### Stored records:

——————

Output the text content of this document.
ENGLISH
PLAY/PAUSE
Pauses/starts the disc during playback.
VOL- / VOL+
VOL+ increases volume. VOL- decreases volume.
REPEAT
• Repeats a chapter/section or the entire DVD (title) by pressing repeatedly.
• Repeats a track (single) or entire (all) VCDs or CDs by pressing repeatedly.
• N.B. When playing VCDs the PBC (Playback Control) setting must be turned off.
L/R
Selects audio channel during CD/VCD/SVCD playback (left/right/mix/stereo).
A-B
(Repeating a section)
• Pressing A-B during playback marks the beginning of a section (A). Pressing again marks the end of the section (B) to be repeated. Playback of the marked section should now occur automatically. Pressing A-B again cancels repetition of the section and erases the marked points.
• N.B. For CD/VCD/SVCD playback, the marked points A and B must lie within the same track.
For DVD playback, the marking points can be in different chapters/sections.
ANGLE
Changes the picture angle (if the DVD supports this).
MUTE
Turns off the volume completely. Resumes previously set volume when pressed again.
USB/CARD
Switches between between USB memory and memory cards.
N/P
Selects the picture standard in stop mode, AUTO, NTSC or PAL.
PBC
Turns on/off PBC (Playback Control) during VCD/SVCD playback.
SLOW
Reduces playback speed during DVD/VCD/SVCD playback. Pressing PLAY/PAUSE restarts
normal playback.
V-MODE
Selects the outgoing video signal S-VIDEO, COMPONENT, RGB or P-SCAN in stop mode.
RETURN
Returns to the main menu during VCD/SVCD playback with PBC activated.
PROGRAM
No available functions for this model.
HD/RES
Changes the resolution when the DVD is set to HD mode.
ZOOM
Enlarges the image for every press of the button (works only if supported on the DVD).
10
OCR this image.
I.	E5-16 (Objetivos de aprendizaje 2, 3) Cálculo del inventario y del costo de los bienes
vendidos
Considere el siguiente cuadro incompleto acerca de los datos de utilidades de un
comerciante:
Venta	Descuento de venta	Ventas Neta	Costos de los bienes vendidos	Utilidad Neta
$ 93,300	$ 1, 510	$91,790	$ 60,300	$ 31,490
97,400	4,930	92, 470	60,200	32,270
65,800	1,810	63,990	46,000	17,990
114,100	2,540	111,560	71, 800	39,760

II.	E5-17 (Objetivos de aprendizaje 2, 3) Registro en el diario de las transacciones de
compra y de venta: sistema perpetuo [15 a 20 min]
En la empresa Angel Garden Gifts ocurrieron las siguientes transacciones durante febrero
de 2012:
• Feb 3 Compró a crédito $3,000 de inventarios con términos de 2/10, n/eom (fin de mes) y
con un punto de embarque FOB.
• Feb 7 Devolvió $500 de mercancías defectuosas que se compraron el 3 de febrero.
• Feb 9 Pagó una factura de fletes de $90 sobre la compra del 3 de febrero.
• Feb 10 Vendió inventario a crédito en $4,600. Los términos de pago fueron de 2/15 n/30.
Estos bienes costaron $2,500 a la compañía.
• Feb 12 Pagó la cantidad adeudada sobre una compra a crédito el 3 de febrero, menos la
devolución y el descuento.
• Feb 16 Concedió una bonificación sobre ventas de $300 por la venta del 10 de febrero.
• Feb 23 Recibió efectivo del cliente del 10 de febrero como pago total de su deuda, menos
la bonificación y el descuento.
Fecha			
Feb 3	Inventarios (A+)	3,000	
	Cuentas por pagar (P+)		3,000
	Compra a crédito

——————

### PROBLEM STATEMENT:
List the lines of the entries that include "marked".

### RESULT FOR THIS TASK:
• Pressing A-B during playback marks the beginning of a section (A). Pressing again marks the end of the section (B) to be repeated. Playback of the marked section should now occur automatically. Pressing A-B again cancels repetition of the section and erases the marked points.
• N.B. For CD/VCD/SVCD playback, the marked points A and B must lie within the same track.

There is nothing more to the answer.